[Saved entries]
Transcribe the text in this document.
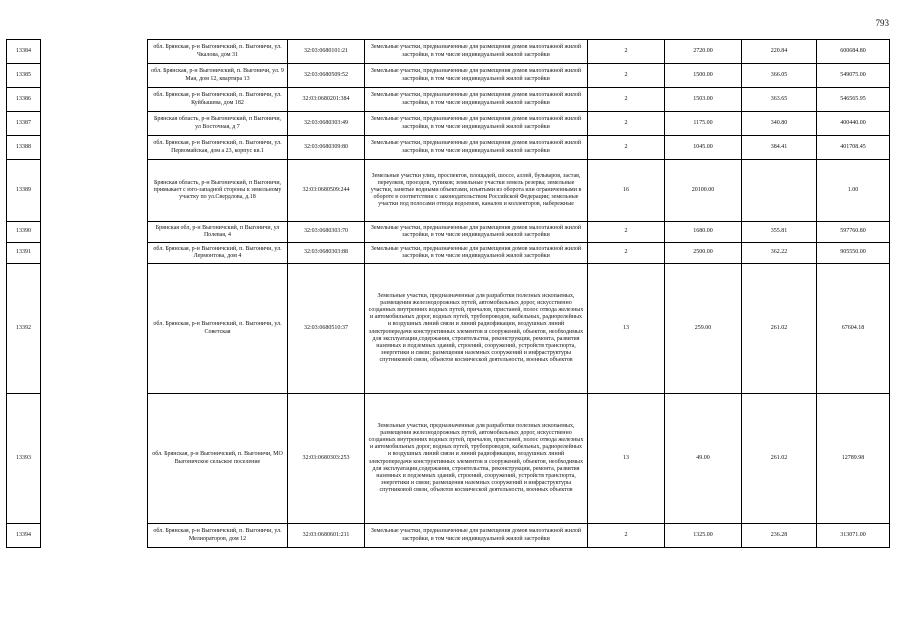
793
13384		обл. Брянская, р-н Выгоничский, п. Выгоничи, ул. Чкалова, дом 31	32:03:0680101:21	Земельные участки, предназначенные для размещения домов малоэтажной жилой застройки, в том числе индивидуальной жилой застройки	2	2720.00	220.84	600684.80
13385		обл. Брянская, р-н Выгоничский, п. Выгоничи, ул. 9 Мая, дом 12, квартира 13	32:03:0680509:52	Земельные участки, предназначенные для размещения домов малоэтажной жилой застройки, в том числе индивидуальной жилой застройки	2	1500.00	366.05	549075.00
13386		обл. Брянская, р-н Выгоничский, п. Выгоничи, ул. Куйбышева, дом 182	32:03:0680201:384	Земельные участки, предназначенные для размещения домов малоэтажной жилой застройки, в том числе индивидуальной жилой застройки	2	1503.00	363.65	546565.95
13387		Брянская область, р-н Выгоничский, п Выгоничи, ул Восточная, д 7	32:03:0680303:49	Земельные участки, предназначенные для размещения домов малоэтажной жилой застройки, в том числе индивидуальной жилой застройки	2	1175.00	340.80	400440.00
13388		обл. Брянская, р-н Выгоничский, п. Выгоничи, ул. Первомайская, дом а 23, корпус кв.1	32:03:0680309:80	Земельные участки, предназначенные для размещения домов малоэтажной жилой застройки, в том числе индивидуальной жилой застройки	2	1045.00	384.41	401708.45
13389		Брянская область, р-н Выгоничский, п Выгоничи, примыкает с юго-западной стороны к земельному участку по ул.Свердлова, д.18	32:03:0680509:244	Земельные участки улиц, проспектов, площадей, шоссе, аллей, бульваров, застав, переулков, проездов, тупиков; земельные участки земель резерва; земельные участки, занятые водными объектами, изъятыми из оборота или ограниченными в обороте в соответствии с законодательством Российской Федерации; земельные участки под полосами отвода водоемов, каналов и коллекторов, набережные	16	20100.00		1.00
13390		Брянская обл, р-н Выгоничский, п Выгоничи, ул Полевая, 4	32:03:0680303:70	Земельные участки, предназначенные для размещения домов малоэтажной жилой застройки, в том числе индивидуальной жилой застройки	2	1680.00	355.81	597760.80
13391		обл. Брянская, р-н Выгоничский, п. Выгоничи, ул. Лермонтова, дом 4	32:03:0680303:88	Земельные участки, предназначенные для размещения домов малоэтажной жилой застройки, в том числе индивидуальной жилой застройки	2	2500.00	362.22	905550.00
13392		обл. Брянская, р-н Выгоничский, п. Выгоничи, ул. Советская	32:03:0680510:37	Земельные участки, предназначенные для разработки полезных ископаемых, размещения железнодорожных путей, автомобильных дорог, искусственно созданных внутренних водных путей, причалов, пристаней, полос отвода железных и автомобильных дорог, водных путей, трубопроводов, кабельных, радиорелейных и воздушных линий связи и линий радиофикации, воздушных линий электропередачи конструктивных элементов и сооружений, объектов, необходимых для эксплуатации,содержания, строительства, реконструкции, ремонта, развития наземных и подземных зданий, строений, сооружений, устройств транспорта, энергетики и связи; размещения наземных сооружений и инфраструктуры спутниковой связи, объектов космической деятельности, военных объектов	13	259.00	261.02	67604.18
13393		обл. Брянская, р-н Выгоничский, п. Выгоничи, МО Выгоничское сельское поселение	32:03:0680303:253	Земельные участки, предназначенные для разработки полезных ископаемых, размещения железнодорожных путей, автомобильных дорог, искусственно созданных внутренних водных путей, причалов, пристаней, полос отвода железных и автомобильных дорог, водных путей, трубопроводов, кабельных, радиорелейных и воздушных линий связи и линий радиофикации, воздушных линий электропередачи конструктивных элементов и сооружений, объектов, необходимых для эксплуатации,содержания, строительства, реконструкции, ремонта, развития наземных и подземных зданий, строений, сооружений, устройств транспорта, энергетики и связи; размещения наземных сооружений и инфраструктуры спутниковой связи, объектов космической деятельности, военных объектов	13	49.00	261.02	12789.98
13394		обл. Брянская, р-н Выгоничский, п. Выгоничи, ул. Мелиораторов, дом 12	32:03:0680601:211	Земельные участки, предназначенные для размещения домов малоэтажной жилой застройки, в том числе индивидуальной жилой застройки	2	1325.00	236.28	313071.00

TASK INSTRUCTIONS: Do not include images; quote all of the entries above exactly.

SOLUTION FOR THIS PROBLEM:
Transcribe the text in this document.
793
13384		обл. Брянская, р-н Выгоничский, п. Выгоничи, ул. Чкалова, дом 31	32:03:0680101:21	Земельные участки, предназначенные для размещения домов малоэтажной жилой застройки, в том числе индивидуальной жилой застройки	2	2720.00	220.84	600684.80
13385		обл. Брянская, р-н Выгоничский, п. Выгоничи, ул. 9 Мая, дом 12, квартира 13	32:03:0680509:52	Земельные участки, предназначенные для размещения домов малоэтажной жилой застройки, в том числе индивидуальной жилой застройки	2	1500.00	366.05	549075.00
13386		обл. Брянская, р-н Выгоничский, п. Выгоничи, ул. Куйбышева, дом 182	32:03:0680201:384	Земельные участки, предназначенные для размещения домов малоэтажной жилой застройки, в том числе индивидуальной жилой застройки	2	1503.00	363.65	546565.95
13387		Брянская область, р-н Выгоничский, п Выгоничи, ул Восточная, д 7	32:03:0680303:49	Земельные участки, предназначенные для размещения домов малоэтажной жилой застройки, в том числе индивидуальной жилой застройки	2	1175.00	340.80	400440.00
13388		обл. Брянская, р-н Выгоничский, п. Выгоничи, ул. Первомайская, дом а 23, корпус кв.1	32:03:0680309:80	Земельные участки, предназначенные для размещения домов малоэтажной жилой застройки, в том числе индивидуальной жилой застройки	2	1045.00	384.41	401708.45
13389		Брянская область, р-н Выгоничский, п Выгоничи, примыкает с юго-западной стороны к земельному участку по ул.Свердлова, д.18	32:03:0680509:244	Земельные участки улиц, проспектов, площадей, шоссе, аллей, бульваров, застав, переулков, проездов, тупиков; земельные участки земель резерва; земельные участки, занятые водными объектами, изъятыми из оборота или ограниченными в обороте в соответствии с законодательством Российской Федерации; земельные участки под полосами отвода водоемов, каналов и коллекторов, набережные	16	20100.00		1.00
13390		Брянская обл, р-н Выгоничский, п Выгоничи, ул Полевая, 4	32:03:0680303:70	Земельные участки, предназначенные для размещения домов малоэтажной жилой застройки, в том числе индивидуальной жилой застройки	2	1680.00	355.81	597760.80
13391		обл. Брянская, р-н Выгоничский, п. Выгоничи, ул. Лермонтова, дом 4	32:03:0680303:88	Земельные участки, предназначенные для размещения домов малоэтажной жилой застройки, в том числе индивидуальной жилой застройки	2	2500.00	362.22	905550.00
13392		обл. Брянская, р-н Выгоничский, п. Выгоничи, ул. Советская	32:03:0680510:37	Земельные участки, предназначенные для разработки полезных ископаемых, размещения железнодорожных путей, автомобильных дорог, искусственно созданных внутренних водных путей, причалов, пристаней, полос отвода железных и автомобильных дорог, водных путей, трубопроводов, кабельных, радиорелейных и воздушных линий связи и линий радиофикации, воздушных линий электропередачи конструктивных элементов и сооружений, объектов, необходимых для эксплуатации,содержания, строительства, реконструкции, ремонта, развития наземных и подземных зданий, строений, сооружений, устройств транспорта, энергетики и связи; размещения наземных сооружений и инфраструктуры спутниковой связи, объектов космической деятельности, военных объектов	13	259.00	261.02	67604.18
13393		обл. Брянская, р-н Выгоничский, п. Выгоничи, МО Выгоничское сельское поселение	32:03:0680303:253	Земельные участки, предназначенные для разработки полезных ископаемых, размещения железнодорожных путей, автомобильных дорог, искусственно созданных внутренних водных путей, причалов, пристаней, полос отвода железных и автомобильных дорог, водных путей, трубопроводов, кабельных, радиорелейных и воздушных линий связи и линий радиофикации, воздушных линий электропередачи конструктивных элементов и сооружений, объектов, необходимых для эксплуатации,содержания, строительства, реконструкции, ремонта, развития наземных и подземных зданий, строений, сооружений, устройств транспорта, энергетики и связи; размещения наземных сооружений и инфраструктуры спутниковой связи, объектов космической деятельности, военных объектов	13	49.00	261.02	12789.98
13394		обл. Брянская, р-н Выгоничский, п. Выгоничи, ул. Мелиораторов, дом 12	32:03:0680601:211	Земельные участки, предназначенные для размещения домов малоэтажной жилой застройки, в том числе индивидуальной жилой застройки	2	1325.00	236.28	313071.00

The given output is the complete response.